## Assignment
Filter these entries so that only lines with the word "Konto" remain.

---

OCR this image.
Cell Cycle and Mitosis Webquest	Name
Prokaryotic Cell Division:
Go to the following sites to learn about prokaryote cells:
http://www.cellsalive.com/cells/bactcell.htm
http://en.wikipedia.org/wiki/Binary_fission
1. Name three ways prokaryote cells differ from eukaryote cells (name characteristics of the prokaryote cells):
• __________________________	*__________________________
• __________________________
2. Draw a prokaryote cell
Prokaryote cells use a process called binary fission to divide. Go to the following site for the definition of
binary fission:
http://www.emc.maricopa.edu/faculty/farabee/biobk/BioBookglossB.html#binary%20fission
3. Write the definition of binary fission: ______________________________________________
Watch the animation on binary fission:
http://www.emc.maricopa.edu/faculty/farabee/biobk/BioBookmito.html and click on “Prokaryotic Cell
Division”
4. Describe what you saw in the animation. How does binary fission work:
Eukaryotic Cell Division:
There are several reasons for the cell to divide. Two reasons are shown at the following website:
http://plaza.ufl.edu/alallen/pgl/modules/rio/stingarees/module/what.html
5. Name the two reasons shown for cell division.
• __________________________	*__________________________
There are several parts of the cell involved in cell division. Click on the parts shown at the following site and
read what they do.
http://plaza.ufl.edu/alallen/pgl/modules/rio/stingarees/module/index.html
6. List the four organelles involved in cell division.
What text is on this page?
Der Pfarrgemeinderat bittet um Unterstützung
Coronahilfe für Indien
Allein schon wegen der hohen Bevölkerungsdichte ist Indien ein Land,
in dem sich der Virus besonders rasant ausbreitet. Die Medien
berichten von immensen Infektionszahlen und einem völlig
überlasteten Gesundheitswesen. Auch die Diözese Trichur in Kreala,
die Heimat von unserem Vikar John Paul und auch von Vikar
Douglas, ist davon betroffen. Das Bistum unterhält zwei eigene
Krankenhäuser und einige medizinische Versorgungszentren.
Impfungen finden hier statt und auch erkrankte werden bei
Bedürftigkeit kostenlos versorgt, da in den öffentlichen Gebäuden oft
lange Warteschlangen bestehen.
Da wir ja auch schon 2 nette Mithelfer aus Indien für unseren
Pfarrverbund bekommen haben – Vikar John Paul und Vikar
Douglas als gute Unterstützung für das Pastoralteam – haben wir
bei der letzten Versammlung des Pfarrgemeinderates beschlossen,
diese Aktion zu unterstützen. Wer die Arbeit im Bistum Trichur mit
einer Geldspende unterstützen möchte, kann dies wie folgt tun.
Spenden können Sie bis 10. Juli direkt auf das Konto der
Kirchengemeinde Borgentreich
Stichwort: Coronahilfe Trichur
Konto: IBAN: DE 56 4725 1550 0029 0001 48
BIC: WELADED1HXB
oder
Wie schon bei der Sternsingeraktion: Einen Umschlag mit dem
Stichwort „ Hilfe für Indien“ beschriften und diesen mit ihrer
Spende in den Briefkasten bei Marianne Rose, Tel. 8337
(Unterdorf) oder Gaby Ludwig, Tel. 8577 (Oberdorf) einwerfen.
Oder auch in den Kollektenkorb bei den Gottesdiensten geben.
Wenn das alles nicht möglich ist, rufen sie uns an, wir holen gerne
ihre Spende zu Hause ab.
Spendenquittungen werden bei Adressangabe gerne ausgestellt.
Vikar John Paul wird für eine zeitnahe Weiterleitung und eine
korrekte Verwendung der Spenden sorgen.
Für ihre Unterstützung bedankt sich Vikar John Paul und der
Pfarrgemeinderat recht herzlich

---

## Task solution
Spenden können Sie bis 10. Juli direkt auf das Konto der
Konto: IBAN: DE 56 4725 1550 0029 0001 48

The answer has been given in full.